Written task
Which lines have the string "title"? Copy all of them from the entries below.
--- START OF Record set ---
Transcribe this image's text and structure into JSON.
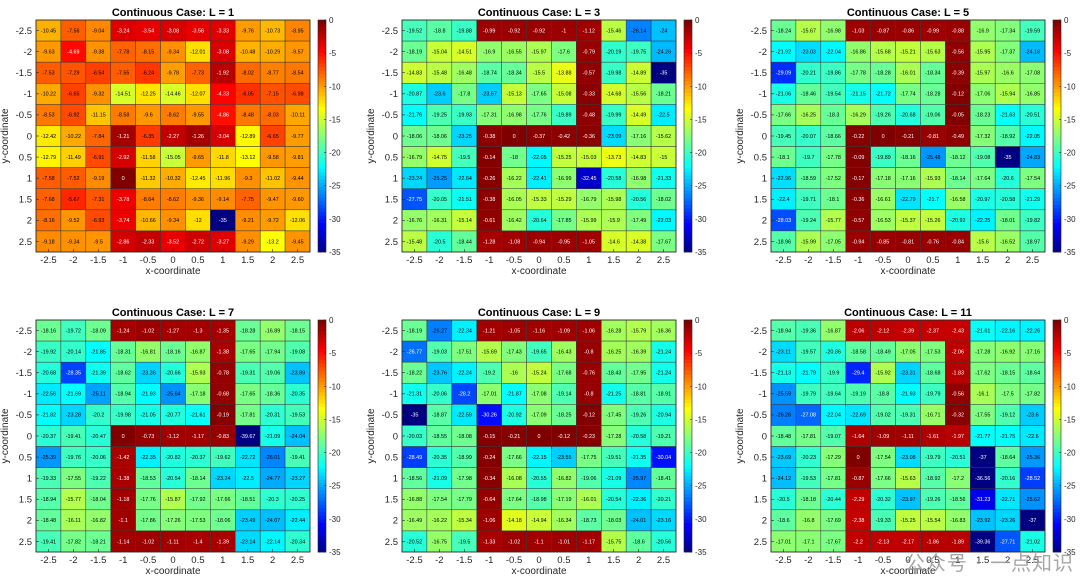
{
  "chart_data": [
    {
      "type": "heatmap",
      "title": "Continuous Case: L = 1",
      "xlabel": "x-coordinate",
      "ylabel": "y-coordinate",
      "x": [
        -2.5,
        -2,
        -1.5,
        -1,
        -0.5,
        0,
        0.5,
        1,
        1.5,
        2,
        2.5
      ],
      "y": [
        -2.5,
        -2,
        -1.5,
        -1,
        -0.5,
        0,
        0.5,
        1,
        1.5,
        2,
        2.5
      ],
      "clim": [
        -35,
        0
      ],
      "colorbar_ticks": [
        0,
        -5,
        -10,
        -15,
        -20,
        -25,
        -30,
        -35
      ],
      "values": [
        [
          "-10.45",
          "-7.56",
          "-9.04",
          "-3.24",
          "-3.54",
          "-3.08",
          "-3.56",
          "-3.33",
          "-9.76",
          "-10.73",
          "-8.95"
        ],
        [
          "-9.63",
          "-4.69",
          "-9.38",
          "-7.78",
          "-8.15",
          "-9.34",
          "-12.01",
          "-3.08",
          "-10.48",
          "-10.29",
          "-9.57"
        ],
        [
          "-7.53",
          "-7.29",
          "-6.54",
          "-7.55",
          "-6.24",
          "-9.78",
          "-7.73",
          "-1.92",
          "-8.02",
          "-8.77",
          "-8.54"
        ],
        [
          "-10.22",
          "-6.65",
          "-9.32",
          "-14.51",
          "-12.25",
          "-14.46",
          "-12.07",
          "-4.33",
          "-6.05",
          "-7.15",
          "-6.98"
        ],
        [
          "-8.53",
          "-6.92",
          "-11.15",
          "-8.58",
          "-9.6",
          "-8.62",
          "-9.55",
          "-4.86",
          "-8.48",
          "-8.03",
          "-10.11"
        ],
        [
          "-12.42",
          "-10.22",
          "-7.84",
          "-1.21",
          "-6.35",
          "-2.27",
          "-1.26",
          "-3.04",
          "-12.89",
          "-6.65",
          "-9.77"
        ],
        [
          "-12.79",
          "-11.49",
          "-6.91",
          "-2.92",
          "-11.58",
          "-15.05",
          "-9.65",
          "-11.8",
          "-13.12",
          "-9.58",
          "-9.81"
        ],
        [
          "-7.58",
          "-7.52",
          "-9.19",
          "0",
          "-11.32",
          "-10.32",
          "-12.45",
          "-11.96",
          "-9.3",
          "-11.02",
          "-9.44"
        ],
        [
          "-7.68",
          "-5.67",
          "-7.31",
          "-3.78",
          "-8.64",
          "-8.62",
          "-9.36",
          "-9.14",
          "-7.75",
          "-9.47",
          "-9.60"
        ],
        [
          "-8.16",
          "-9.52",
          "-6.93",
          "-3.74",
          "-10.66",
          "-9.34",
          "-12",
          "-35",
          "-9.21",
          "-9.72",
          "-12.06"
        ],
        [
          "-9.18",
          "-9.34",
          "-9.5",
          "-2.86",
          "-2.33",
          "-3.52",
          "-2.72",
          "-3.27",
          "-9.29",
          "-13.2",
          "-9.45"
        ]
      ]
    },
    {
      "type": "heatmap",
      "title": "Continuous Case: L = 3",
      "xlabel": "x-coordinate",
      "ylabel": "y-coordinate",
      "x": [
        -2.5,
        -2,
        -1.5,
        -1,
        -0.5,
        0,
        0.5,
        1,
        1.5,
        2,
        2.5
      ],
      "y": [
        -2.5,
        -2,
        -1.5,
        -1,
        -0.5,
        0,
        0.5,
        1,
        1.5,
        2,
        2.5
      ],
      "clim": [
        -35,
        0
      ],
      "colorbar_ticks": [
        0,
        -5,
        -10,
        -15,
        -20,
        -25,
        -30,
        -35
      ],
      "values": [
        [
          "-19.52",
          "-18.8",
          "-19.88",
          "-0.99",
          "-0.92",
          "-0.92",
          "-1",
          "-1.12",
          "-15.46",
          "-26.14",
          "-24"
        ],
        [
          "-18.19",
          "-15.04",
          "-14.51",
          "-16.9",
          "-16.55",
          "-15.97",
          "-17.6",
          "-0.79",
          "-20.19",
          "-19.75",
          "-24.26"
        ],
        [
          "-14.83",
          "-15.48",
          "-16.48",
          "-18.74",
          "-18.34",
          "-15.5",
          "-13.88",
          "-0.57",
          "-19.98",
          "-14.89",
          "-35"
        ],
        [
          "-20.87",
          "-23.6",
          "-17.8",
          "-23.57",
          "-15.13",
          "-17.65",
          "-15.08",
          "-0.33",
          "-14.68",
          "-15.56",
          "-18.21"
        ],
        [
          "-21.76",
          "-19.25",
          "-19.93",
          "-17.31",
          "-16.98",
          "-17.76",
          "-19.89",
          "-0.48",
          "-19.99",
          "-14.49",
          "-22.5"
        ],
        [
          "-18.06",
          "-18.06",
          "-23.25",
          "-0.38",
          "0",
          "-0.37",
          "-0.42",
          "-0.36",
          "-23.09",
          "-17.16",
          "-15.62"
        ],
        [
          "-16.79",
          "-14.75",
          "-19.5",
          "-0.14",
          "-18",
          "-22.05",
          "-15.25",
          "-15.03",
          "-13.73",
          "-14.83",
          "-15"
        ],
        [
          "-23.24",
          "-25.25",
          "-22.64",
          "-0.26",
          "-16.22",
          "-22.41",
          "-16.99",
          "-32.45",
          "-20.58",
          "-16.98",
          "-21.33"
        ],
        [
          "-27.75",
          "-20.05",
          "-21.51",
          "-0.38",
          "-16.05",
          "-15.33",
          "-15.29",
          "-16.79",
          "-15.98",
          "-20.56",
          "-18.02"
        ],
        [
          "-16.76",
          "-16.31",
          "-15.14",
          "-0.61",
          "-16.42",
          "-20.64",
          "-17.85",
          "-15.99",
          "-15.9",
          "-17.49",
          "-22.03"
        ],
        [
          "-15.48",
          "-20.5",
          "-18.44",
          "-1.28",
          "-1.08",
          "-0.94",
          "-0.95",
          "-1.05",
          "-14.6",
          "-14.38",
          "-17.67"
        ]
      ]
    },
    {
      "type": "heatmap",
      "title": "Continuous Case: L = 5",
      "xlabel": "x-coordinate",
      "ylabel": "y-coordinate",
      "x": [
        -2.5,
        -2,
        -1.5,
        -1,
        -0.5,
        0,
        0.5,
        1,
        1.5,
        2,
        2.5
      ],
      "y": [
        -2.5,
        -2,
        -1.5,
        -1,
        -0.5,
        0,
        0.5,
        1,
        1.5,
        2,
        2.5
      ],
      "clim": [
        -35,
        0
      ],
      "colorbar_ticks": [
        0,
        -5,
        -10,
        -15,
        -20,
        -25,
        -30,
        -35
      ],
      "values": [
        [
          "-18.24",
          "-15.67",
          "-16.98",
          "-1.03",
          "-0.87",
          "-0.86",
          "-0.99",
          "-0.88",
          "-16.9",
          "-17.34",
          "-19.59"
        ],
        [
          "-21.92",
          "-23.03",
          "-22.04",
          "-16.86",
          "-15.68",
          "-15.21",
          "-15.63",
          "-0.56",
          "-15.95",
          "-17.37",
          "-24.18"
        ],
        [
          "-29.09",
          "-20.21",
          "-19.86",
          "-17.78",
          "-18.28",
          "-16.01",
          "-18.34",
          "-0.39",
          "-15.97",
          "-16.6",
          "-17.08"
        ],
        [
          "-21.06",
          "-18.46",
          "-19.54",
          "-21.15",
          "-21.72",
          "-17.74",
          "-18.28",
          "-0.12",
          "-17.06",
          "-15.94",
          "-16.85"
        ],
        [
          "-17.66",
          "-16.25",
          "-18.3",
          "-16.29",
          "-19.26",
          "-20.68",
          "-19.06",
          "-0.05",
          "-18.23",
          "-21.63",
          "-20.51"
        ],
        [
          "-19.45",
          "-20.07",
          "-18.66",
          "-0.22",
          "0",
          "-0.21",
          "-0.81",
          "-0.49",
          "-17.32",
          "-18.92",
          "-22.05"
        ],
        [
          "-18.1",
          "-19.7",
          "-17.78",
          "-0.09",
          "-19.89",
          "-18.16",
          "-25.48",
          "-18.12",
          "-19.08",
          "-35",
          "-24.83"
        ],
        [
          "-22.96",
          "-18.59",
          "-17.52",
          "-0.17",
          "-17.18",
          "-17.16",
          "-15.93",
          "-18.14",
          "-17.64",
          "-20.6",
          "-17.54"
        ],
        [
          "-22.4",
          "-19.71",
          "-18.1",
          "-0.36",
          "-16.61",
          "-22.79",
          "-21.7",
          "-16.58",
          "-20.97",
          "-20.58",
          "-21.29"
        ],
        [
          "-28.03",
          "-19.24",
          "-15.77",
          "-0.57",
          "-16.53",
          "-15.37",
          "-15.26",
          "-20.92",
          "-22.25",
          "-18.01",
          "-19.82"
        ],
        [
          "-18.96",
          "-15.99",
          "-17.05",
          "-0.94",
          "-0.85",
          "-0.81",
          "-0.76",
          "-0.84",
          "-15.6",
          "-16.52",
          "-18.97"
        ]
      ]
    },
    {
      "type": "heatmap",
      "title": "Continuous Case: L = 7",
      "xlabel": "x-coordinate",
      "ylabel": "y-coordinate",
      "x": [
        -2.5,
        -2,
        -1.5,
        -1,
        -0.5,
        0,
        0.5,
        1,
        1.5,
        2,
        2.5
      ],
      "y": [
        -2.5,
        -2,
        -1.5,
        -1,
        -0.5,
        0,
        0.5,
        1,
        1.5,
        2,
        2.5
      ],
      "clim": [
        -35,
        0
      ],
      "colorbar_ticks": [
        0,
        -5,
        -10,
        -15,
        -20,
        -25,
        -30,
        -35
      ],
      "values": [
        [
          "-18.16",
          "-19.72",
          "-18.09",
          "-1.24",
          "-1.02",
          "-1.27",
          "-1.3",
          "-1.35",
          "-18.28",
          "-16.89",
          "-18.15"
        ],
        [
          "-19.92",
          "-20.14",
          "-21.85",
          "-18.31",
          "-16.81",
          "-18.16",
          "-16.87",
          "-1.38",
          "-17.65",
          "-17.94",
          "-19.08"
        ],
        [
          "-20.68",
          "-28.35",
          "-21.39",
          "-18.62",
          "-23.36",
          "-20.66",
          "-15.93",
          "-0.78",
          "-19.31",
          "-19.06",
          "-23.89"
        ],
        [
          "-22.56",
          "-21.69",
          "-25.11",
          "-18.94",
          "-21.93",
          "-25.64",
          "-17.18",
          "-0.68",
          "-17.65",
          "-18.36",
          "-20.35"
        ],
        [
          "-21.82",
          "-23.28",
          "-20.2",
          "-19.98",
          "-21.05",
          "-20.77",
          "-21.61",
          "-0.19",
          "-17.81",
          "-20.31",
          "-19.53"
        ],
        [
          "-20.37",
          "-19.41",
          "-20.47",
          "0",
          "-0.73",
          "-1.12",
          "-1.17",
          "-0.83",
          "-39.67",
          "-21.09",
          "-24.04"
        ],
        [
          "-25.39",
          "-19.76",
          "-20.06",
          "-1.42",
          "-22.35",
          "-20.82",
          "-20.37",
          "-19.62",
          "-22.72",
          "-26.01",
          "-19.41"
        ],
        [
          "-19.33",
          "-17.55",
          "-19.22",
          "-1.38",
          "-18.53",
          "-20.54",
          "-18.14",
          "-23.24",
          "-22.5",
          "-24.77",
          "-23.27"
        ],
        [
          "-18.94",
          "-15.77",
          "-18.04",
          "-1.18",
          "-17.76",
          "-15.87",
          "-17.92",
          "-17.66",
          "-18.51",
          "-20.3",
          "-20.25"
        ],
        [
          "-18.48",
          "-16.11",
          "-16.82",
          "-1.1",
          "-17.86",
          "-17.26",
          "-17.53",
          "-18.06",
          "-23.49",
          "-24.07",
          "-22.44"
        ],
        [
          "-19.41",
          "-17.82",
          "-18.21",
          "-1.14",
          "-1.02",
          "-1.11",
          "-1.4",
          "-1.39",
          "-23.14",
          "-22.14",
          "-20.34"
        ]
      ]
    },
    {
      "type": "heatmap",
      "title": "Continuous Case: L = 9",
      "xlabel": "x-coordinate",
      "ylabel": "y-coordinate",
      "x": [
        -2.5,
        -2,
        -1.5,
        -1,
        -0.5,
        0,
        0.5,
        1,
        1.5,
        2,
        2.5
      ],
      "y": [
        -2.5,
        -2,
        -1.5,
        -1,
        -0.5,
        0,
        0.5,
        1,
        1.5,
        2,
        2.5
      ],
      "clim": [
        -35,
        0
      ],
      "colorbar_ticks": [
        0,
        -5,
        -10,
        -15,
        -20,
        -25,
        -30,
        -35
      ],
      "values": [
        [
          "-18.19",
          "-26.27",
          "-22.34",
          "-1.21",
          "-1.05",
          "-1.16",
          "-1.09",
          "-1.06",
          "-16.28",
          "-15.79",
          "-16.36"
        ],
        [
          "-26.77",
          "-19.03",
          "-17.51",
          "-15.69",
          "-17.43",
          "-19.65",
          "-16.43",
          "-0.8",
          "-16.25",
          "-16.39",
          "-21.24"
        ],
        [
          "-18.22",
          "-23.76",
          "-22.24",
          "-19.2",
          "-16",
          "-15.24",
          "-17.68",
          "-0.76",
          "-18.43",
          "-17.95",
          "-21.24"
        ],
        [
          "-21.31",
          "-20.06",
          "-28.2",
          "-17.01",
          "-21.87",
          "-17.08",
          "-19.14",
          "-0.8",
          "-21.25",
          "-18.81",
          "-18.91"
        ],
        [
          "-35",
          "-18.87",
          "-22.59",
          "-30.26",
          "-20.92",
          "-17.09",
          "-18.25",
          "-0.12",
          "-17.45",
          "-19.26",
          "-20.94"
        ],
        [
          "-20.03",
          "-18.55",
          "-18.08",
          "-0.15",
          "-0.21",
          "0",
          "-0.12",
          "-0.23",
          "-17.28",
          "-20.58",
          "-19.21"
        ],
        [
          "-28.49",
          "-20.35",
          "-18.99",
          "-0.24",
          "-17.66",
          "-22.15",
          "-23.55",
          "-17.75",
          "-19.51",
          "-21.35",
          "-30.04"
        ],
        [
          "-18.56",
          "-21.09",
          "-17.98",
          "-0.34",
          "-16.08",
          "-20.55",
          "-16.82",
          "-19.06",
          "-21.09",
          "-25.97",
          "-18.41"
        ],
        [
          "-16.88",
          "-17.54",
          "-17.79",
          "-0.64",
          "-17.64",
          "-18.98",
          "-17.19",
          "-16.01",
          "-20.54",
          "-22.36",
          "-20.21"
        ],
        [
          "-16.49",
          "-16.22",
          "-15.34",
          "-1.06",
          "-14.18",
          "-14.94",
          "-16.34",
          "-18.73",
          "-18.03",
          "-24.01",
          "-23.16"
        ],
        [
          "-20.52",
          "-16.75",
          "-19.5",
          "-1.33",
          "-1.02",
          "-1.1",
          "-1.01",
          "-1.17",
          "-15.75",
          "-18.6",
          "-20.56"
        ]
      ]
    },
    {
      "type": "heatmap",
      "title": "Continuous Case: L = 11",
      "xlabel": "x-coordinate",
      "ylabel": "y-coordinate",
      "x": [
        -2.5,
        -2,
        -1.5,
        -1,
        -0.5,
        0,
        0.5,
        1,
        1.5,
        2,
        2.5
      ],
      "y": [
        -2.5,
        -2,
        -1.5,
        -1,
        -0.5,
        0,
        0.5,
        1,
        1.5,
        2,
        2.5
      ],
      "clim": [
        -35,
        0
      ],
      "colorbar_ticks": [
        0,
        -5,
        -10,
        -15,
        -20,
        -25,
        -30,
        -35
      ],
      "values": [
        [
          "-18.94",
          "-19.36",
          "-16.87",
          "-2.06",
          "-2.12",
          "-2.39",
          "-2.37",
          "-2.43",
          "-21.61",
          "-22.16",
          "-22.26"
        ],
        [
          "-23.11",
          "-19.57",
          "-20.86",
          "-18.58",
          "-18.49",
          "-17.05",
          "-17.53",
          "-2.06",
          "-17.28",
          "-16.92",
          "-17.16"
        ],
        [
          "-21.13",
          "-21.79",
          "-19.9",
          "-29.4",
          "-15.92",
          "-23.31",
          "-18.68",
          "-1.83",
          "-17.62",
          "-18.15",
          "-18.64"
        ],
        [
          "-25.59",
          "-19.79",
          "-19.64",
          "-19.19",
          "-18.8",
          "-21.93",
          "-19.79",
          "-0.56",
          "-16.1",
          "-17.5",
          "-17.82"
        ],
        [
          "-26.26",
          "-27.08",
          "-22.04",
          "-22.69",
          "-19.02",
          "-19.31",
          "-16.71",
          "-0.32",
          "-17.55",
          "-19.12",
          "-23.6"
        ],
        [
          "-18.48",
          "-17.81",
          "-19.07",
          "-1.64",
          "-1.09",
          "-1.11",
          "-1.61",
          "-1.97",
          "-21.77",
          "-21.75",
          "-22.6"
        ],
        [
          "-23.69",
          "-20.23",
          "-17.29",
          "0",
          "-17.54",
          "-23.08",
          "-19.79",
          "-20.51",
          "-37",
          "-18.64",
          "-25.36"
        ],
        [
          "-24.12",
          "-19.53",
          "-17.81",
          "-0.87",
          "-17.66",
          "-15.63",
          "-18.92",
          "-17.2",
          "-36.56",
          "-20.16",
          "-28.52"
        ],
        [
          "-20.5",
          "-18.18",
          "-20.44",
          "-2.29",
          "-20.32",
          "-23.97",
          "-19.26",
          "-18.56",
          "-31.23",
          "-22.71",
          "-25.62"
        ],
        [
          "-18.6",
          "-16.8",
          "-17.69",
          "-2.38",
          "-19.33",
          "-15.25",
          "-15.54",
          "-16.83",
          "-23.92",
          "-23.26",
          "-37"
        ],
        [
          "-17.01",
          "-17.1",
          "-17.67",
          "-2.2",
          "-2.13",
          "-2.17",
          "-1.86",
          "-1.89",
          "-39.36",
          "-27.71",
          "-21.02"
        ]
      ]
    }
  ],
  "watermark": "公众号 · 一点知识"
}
--- END OF Record set ---
Solution
      "title": "Continuous Case: L = 1",
      "title": "Continuous Case: L = 3",
      "title": "Continuous Case: L = 5",
      "title": "Continuous Case: L = 7",
      "title": "Continuous Case: L = 9",
      "title": "Continuous Case: L = 11",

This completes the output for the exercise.